What to produce
Exactly reproduce the lines from the line containing "What data was" to the end of the data below, inclusive, and nothing else.
§ §
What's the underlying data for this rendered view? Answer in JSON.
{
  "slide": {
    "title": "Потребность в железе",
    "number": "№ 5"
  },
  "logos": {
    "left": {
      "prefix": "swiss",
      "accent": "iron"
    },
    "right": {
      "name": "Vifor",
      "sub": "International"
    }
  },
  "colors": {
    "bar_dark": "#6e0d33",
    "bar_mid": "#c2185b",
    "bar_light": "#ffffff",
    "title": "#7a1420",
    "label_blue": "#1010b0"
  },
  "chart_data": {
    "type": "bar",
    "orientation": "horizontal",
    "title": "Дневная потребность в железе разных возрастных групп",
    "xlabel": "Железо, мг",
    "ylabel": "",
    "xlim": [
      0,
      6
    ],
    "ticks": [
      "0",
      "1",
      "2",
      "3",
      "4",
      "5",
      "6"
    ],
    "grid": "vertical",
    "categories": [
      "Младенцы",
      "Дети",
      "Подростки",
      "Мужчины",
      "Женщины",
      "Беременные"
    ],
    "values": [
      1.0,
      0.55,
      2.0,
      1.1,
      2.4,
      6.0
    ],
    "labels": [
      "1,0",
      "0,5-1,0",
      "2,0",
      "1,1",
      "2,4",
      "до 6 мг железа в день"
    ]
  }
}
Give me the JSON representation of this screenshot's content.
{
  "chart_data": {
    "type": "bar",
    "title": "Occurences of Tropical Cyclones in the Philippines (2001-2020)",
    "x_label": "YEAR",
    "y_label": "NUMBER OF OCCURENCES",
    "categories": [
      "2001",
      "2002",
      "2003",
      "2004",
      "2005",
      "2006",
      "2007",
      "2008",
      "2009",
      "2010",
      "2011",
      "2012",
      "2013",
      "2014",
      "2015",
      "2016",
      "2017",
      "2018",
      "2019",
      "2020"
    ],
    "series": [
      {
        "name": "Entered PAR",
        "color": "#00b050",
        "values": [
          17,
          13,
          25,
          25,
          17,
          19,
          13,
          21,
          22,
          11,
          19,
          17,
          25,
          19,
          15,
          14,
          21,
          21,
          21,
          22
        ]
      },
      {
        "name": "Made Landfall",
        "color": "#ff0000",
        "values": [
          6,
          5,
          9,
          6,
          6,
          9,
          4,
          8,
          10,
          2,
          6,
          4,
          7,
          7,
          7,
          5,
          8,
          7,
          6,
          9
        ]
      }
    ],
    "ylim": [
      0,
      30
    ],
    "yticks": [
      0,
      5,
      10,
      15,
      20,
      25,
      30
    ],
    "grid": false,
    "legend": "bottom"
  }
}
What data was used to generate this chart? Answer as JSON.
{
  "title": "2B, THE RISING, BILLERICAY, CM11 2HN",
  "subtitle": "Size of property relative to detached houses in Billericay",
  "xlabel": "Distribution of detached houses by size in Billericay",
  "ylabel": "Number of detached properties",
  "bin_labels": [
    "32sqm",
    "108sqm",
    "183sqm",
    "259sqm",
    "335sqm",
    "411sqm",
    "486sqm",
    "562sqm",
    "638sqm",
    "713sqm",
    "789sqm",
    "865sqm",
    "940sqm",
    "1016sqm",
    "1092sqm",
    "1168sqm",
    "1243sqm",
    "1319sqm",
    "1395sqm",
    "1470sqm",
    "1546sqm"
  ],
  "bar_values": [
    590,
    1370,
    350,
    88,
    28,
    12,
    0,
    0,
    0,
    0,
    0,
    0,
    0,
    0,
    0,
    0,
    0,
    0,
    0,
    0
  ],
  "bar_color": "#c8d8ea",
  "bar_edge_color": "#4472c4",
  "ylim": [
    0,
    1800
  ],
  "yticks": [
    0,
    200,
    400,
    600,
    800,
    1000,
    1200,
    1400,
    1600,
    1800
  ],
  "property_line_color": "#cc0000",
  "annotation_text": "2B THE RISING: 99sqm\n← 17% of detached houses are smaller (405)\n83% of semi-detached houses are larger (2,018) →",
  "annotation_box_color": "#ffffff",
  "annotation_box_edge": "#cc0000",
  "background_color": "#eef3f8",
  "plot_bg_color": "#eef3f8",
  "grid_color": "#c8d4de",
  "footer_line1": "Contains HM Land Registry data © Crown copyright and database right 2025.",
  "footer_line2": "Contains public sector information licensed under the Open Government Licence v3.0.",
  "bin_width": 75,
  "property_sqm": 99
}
§ §
Answer to this exercise
What data was used to generate this chart? Answer as JSON.
{
  "title": "2B, THE RISING, BILLERICAY, CM11 2HN",
  "subtitle": "Size of property relative to detached houses in Billericay",
  "xlabel": "Distribution of detached houses by size in Billericay",
  "ylabel": "Number of detached properties",
  "bin_labels": [
    "32sqm",
    "108sqm",
    "183sqm",
    "259sqm",
    "335sqm",
    "411sqm",
    "486sqm",
    "562sqm",
    "638sqm",
    "713sqm",
    "789sqm",
    "865sqm",
    "940sqm",
    "1016sqm",
    "1092sqm",
    "1168sqm",
    "1243sqm",
    "1319sqm",
    "1395sqm",
    "1470sqm",
    "1546sqm"
  ],
  "bar_values": [
    590,
    1370,
    350,
    88,
    28,
    12,
    0,
    0,
    0,
    0,
    0,
    0,
    0,
    0,
    0,
    0,
    0,
    0,
    0,
    0
  ],
  "bar_color": "#c8d8ea",
  "bar_edge_color": "#4472c4",
  "ylim": [
    0,
    1800
  ],
  "yticks": [
    0,
    200,
    400,
    600,
    800,
    1000,
    1200,
    1400,
    1600,
    1800
  ],
  "property_line_color": "#cc0000",
  "annotation_text": "2B THE RISING: 99sqm\n← 17% of detached houses are smaller (405)\n83% of semi-detached houses are larger (2,018) →",
  "annotation_box_color": "#ffffff",
  "annotation_box_edge": "#cc0000",
  "background_color": "#eef3f8",
  "plot_bg_color": "#eef3f8",
  "grid_color": "#c8d4de",
  "footer_line1": "Contains HM Land Registry data © Crown copyright and database right 2025.",
  "footer_line2": "Contains public sector information licensed under the Open Government Licence v3.0.",
  "bin_width": 75,
  "property_sqm": 99
}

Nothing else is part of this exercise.